◆ Requirement:
Quote every line as given.

◆ Exercise materials:
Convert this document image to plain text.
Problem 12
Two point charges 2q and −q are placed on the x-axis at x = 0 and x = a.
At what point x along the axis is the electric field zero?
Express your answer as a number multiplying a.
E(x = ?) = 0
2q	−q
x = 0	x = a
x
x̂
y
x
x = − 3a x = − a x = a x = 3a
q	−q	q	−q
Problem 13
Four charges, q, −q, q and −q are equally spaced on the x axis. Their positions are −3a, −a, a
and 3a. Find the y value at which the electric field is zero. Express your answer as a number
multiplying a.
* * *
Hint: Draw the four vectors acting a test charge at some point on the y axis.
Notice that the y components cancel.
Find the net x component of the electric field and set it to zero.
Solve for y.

◆ Completed task:
Convert this document image to plain text.
Problem 12
Two point charges 2q and −q are placed on the x-axis at x = 0 and x = a.
At what point x along the axis is the electric field zero?
Express your answer as a number multiplying a.
E(x = ?) = 0
2q	−q
x = 0	x = a
x
x̂
y
x
x = − 3a x = − a x = a x = 3a
q	−q	q	−q
Problem 13
Four charges, q, −q, q and −q are equally spaced on the x axis. Their positions are −3a, −a, a
and 3a. Find the y value at which the electric field is zero. Express your answer as a number
multiplying a.
* * *
Hint: Draw the four vectors acting a test charge at some point on the y axis.
Notice that the y components cancel.
Find the net x component of the electric field and set it to zero.
Solve for y.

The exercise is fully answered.